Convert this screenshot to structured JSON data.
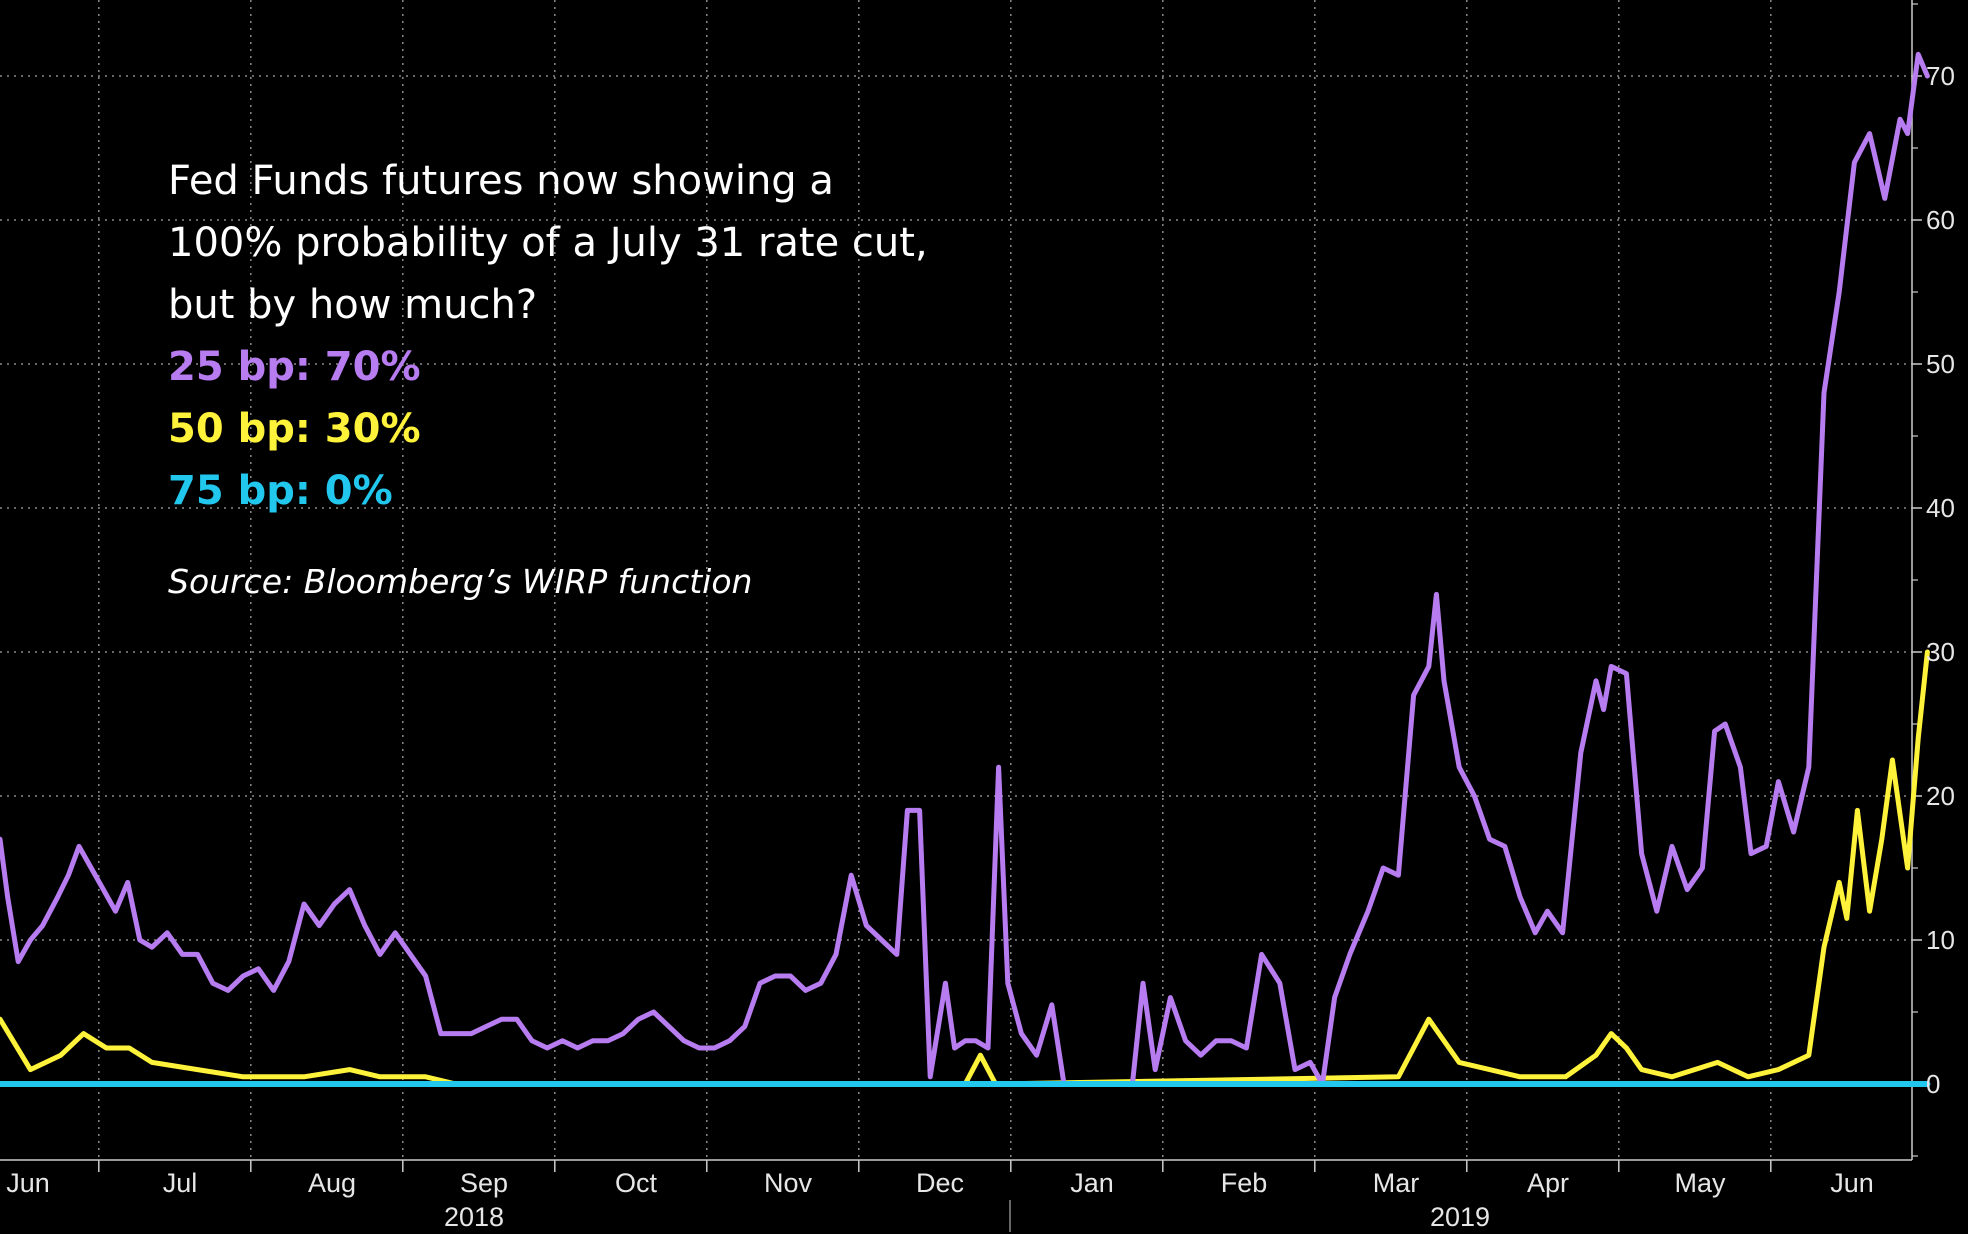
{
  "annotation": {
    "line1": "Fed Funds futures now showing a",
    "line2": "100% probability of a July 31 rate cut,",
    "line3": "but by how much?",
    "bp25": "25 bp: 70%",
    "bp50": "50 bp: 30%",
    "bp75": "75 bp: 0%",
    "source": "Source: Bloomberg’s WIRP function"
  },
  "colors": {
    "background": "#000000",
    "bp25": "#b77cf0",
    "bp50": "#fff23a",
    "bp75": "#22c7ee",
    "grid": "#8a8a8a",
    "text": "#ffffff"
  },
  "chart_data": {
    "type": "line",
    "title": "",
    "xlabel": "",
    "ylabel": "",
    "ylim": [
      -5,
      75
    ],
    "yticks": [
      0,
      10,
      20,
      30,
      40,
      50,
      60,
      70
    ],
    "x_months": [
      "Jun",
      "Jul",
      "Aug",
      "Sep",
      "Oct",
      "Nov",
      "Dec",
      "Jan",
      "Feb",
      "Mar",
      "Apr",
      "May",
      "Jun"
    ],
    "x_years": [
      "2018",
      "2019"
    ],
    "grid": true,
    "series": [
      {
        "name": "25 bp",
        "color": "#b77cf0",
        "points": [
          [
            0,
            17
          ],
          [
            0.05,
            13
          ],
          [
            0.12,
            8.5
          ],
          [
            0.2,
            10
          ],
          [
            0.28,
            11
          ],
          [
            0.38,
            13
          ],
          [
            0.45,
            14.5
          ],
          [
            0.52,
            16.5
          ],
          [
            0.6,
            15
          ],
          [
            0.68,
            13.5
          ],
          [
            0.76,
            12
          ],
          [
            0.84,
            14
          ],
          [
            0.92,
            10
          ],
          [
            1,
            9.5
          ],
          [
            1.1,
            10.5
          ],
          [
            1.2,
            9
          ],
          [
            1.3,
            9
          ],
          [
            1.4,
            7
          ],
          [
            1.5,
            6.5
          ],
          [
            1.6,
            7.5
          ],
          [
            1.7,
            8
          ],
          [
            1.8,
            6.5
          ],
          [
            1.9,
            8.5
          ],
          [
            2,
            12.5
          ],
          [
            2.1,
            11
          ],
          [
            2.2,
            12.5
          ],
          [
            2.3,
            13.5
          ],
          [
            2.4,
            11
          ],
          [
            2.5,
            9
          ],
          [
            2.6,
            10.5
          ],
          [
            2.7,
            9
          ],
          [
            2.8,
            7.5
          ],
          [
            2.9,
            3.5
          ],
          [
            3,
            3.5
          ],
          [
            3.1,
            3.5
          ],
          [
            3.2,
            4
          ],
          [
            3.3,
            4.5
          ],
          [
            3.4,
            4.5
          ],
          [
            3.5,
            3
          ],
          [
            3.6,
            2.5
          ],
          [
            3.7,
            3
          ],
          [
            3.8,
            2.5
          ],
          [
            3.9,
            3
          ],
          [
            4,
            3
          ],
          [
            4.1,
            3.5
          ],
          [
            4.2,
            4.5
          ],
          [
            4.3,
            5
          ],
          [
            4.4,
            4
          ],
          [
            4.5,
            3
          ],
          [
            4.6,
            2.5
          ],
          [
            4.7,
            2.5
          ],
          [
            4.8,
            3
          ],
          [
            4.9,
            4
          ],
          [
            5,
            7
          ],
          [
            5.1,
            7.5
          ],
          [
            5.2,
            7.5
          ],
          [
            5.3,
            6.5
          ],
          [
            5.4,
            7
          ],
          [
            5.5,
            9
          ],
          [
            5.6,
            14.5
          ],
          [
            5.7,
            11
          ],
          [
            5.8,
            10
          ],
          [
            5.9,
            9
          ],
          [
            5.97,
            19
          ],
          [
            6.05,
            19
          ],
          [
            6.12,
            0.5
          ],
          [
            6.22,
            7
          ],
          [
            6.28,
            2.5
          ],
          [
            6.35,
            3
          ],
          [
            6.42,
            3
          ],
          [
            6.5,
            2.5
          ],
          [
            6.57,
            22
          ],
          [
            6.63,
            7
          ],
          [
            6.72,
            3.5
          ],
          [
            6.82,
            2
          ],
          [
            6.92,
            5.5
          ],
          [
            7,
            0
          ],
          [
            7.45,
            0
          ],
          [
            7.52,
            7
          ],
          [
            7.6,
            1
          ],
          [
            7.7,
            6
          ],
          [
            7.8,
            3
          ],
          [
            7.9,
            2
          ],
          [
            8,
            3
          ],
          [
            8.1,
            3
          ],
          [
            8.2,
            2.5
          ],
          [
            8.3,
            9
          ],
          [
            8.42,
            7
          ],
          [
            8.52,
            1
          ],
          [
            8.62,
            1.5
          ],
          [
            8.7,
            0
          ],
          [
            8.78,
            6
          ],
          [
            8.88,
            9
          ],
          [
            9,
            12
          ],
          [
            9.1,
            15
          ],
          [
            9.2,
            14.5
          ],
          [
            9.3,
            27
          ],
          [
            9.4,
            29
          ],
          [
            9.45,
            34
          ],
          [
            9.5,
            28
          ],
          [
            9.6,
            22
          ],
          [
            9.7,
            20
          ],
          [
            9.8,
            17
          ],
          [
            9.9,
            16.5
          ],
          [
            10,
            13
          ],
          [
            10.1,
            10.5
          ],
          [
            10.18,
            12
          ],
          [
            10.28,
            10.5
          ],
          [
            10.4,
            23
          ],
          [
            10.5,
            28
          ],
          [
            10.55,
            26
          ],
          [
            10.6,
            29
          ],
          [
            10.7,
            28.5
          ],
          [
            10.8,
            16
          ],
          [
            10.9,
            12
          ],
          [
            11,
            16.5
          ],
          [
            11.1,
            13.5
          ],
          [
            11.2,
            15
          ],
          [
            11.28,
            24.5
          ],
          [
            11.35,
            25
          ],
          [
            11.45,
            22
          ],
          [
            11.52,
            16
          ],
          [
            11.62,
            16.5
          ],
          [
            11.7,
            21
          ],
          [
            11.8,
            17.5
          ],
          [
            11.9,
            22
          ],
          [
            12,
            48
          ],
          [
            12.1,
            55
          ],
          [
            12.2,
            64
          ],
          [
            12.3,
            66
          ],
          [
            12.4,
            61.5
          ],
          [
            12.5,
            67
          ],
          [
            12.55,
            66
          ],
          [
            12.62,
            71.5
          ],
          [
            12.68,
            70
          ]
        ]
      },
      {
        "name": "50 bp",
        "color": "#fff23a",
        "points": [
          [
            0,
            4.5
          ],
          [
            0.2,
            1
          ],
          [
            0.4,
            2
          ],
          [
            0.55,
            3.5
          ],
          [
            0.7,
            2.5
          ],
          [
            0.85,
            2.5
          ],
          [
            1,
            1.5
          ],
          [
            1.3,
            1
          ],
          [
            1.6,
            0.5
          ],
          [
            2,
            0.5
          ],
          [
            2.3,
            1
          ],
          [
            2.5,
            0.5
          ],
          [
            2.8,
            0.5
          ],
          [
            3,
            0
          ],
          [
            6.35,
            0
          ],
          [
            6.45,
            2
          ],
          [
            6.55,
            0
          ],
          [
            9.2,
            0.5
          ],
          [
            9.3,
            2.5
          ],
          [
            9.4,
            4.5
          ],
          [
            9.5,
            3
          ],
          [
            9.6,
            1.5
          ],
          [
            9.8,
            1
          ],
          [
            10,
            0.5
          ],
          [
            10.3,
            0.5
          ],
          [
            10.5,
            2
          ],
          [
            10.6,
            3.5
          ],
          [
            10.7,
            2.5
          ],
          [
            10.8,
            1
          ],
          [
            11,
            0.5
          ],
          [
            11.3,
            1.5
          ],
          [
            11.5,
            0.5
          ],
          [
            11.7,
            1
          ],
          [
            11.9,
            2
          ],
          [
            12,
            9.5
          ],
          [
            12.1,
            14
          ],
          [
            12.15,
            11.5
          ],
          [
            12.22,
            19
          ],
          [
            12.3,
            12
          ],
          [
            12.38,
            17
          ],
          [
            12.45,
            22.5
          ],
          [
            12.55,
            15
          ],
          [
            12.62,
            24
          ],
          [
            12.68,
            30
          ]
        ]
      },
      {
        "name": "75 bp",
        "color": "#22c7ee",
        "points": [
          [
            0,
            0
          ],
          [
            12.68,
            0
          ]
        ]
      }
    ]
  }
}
--*--
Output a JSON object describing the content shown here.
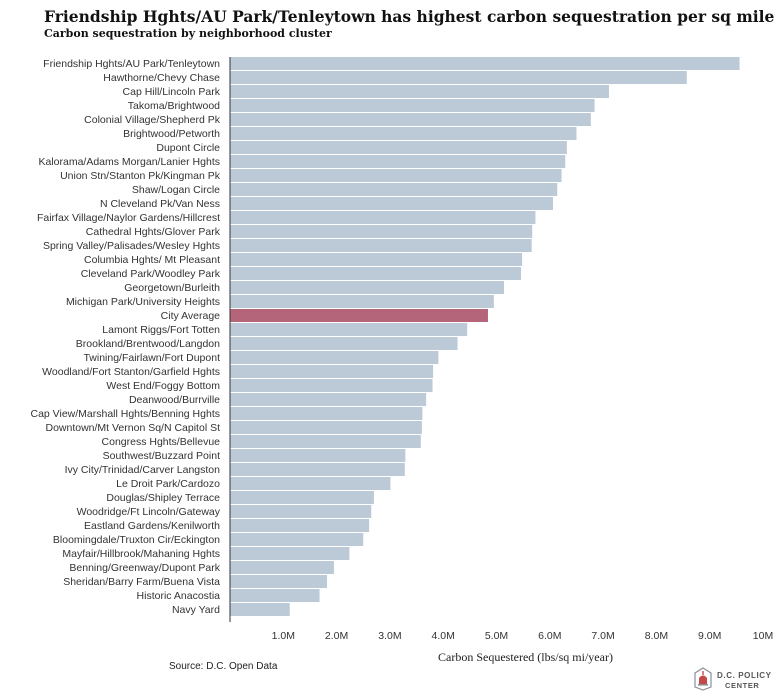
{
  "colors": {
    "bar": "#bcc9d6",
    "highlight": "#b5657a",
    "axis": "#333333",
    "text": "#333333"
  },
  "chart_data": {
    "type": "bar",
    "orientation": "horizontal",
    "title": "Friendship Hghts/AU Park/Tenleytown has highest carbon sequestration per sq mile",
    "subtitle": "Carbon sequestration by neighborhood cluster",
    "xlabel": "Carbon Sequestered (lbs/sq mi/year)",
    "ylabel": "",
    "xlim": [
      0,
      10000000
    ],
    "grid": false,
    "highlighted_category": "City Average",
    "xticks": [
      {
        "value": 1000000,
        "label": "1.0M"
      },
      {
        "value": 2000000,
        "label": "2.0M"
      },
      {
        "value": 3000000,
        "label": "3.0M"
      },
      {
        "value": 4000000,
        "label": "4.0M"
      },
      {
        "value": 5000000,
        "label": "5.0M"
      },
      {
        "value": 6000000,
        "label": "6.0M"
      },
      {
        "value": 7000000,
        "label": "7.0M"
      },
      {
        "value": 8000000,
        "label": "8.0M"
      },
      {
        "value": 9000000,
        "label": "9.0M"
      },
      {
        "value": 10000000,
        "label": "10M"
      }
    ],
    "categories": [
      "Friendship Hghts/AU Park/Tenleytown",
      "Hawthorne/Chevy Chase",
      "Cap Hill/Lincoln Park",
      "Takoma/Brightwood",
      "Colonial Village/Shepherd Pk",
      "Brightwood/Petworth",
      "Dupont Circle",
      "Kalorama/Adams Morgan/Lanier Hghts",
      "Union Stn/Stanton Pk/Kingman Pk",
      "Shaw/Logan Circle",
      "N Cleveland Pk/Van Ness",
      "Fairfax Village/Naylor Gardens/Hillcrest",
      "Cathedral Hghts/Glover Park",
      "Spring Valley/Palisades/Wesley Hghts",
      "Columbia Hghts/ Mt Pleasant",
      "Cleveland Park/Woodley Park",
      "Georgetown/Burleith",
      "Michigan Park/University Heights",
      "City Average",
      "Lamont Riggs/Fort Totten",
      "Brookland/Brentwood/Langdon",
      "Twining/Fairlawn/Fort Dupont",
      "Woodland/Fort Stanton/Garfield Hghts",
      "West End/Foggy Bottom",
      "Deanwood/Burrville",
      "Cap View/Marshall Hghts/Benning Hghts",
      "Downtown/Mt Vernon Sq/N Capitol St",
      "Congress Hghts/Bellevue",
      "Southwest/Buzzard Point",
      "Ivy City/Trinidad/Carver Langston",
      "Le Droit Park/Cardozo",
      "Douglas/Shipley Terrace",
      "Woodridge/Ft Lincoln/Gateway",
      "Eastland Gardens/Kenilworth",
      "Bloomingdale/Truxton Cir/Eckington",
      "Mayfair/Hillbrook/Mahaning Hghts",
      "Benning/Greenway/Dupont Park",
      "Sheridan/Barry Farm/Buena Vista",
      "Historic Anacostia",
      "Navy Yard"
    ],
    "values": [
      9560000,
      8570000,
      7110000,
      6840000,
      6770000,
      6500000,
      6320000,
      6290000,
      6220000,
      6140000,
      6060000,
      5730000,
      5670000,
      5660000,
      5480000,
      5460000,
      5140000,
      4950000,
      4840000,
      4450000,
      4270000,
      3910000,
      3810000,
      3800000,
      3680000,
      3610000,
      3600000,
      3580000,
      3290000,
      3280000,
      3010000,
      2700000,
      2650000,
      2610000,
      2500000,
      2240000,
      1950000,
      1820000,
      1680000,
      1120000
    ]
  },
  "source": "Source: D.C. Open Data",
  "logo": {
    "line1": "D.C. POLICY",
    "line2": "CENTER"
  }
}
--*--
SET EXERCISE —
Pull out every line of the entries that includes the word "sequestration".

EXERCISE ANSWER —
    "title": "Friendship Hghts/AU Park/Tenleytown has highest carbon sequestration per sq mile",
    "subtitle": "Carbon sequestration by neighborhood cluster",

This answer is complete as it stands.